* [The request]: Identify each line in the records below that contains the word "Korpi", and copy it.

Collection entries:
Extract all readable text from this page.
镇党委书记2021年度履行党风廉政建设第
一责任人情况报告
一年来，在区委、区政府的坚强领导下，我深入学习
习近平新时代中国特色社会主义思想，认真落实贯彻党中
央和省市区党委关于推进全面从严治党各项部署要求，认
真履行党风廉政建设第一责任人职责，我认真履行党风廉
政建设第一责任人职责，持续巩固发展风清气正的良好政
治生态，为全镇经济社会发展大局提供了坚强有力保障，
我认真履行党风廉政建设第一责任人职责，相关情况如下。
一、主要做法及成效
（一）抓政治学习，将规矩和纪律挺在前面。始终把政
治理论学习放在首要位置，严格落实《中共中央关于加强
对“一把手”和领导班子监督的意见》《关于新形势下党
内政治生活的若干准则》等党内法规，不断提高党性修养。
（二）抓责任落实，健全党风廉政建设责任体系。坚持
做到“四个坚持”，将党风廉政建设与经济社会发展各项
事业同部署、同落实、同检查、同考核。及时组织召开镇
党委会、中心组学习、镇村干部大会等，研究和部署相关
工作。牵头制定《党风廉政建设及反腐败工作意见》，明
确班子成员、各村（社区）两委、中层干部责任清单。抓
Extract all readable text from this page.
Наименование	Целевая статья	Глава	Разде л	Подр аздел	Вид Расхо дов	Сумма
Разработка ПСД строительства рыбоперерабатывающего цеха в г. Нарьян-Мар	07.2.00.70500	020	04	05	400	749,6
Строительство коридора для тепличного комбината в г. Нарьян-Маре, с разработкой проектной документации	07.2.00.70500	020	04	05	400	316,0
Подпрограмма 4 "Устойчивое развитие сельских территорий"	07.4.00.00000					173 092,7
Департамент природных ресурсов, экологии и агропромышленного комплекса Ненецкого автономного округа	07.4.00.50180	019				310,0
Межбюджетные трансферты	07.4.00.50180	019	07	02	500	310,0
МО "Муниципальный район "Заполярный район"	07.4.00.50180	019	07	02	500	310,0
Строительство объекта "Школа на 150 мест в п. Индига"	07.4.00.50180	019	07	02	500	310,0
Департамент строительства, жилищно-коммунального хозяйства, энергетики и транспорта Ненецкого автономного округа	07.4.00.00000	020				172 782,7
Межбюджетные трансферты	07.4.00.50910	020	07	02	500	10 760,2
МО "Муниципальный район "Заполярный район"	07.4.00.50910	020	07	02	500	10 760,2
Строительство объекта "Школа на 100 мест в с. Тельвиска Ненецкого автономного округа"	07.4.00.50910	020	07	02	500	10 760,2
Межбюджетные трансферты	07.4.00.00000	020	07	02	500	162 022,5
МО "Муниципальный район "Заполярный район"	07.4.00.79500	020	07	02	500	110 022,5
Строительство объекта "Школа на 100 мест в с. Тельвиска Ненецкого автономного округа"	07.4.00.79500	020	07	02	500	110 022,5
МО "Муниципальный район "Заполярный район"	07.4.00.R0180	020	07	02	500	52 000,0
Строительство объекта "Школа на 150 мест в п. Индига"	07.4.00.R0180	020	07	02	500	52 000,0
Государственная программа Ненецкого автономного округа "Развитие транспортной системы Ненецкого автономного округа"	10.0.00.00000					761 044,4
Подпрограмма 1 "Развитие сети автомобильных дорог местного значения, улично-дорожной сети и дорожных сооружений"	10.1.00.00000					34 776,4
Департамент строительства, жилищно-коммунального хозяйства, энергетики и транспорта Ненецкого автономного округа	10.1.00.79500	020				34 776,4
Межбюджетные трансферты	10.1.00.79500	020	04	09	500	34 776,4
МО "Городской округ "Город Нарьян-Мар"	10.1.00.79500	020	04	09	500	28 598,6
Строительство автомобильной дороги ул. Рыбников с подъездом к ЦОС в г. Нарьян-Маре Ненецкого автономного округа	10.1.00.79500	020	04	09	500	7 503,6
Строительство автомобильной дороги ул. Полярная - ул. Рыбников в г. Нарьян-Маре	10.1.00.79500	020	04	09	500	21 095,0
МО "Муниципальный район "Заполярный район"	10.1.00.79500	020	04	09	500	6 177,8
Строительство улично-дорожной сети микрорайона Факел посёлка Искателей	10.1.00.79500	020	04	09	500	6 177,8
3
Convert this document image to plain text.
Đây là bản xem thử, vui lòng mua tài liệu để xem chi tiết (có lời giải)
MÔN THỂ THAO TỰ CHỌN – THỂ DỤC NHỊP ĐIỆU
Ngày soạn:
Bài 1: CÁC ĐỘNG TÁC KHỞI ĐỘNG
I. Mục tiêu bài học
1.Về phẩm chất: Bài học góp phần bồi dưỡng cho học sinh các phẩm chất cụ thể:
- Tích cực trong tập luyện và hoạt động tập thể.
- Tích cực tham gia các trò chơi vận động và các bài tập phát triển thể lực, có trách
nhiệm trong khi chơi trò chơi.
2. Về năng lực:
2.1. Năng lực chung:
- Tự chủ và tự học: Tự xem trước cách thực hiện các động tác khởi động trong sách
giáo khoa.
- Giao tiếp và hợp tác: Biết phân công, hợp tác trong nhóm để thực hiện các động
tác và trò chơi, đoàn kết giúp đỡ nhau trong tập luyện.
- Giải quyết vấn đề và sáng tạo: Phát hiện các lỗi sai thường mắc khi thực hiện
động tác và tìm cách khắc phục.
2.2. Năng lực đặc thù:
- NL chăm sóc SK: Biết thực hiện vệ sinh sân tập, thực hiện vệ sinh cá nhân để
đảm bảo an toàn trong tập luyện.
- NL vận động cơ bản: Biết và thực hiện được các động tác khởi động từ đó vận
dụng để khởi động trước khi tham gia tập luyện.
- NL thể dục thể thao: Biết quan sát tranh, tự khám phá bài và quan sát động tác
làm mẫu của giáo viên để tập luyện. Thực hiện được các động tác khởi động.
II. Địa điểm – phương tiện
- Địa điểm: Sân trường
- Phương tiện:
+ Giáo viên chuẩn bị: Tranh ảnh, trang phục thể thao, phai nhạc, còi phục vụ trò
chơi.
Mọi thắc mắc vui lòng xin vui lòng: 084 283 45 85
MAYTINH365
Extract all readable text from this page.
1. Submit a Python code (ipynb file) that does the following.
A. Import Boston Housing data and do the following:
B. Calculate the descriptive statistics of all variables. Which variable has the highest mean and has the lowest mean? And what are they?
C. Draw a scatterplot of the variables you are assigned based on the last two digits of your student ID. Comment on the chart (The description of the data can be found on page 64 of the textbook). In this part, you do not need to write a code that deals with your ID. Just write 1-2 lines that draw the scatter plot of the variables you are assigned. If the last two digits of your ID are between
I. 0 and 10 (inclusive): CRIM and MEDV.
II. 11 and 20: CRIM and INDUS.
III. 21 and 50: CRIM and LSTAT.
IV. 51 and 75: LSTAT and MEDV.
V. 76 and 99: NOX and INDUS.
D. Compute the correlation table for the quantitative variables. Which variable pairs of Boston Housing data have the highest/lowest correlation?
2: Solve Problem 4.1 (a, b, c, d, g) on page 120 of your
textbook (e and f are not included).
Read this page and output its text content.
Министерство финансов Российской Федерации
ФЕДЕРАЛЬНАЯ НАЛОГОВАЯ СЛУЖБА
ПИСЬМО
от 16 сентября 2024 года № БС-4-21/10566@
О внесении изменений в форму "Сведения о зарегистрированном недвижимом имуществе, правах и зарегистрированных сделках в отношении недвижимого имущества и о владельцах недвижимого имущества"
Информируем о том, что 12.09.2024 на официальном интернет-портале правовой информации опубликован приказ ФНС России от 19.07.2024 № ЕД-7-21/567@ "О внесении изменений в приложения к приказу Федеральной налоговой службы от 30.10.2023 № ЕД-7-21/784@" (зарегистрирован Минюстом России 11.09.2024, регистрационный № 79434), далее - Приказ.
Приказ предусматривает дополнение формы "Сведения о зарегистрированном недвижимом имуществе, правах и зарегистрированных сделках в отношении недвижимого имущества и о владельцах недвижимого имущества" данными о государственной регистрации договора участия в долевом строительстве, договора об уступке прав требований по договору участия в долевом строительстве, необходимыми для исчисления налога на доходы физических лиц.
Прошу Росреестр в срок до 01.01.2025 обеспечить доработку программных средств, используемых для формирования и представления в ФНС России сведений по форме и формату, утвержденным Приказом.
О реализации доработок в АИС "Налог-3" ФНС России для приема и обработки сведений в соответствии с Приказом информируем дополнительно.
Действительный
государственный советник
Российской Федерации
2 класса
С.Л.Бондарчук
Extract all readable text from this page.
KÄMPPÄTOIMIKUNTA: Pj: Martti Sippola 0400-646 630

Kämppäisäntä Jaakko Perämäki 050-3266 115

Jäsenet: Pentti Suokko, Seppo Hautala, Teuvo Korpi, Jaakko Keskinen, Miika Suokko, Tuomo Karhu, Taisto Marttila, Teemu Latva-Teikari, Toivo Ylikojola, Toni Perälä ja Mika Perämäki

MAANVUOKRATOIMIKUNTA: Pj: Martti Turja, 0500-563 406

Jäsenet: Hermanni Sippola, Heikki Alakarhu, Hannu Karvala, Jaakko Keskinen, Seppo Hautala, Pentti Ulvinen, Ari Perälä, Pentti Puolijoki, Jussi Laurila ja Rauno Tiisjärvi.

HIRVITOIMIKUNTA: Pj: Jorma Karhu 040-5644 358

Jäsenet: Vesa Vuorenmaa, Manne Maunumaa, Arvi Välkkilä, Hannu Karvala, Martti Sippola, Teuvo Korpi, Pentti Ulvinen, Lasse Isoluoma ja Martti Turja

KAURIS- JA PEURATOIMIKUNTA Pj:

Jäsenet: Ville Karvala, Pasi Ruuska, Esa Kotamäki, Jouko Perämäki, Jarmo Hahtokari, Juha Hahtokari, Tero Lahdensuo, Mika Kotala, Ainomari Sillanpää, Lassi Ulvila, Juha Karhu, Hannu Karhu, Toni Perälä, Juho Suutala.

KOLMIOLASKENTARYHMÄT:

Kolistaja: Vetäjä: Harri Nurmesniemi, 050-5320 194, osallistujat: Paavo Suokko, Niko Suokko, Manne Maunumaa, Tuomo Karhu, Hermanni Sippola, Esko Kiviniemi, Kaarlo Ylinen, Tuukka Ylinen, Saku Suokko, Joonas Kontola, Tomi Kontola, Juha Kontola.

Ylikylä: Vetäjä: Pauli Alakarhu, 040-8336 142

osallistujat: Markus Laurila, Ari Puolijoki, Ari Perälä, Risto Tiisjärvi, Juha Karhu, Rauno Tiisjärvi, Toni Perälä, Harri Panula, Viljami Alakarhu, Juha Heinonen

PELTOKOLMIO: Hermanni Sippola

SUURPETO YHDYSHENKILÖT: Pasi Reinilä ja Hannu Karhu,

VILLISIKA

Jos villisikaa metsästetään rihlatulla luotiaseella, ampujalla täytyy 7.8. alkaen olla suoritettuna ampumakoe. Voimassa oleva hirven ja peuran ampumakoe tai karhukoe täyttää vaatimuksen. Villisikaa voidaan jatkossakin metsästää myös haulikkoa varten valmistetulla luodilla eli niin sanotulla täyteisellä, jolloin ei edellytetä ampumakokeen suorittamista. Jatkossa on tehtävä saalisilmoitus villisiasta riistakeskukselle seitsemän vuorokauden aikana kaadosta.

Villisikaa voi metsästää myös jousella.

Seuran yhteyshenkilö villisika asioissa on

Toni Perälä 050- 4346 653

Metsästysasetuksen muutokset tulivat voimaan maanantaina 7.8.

* [Expected output]:
Jäsenet: Pentti Suokko, Seppo Hautala, Teuvo Korpi, Jaakko Keskinen, Miika Suokko, Tuomo Karhu, Taisto Marttila, Teemu Latva-Teikari, Toivo Ylikojola, Toni Perälä ja Mika Perämäki
Jäsenet: Vesa Vuorenmaa, Manne Maunumaa, Arvi Välkkilä, Hannu Karvala, Martti Sippola, Teuvo Korpi, Pentti Ulvinen, Lasse Isoluoma ja Martti Turja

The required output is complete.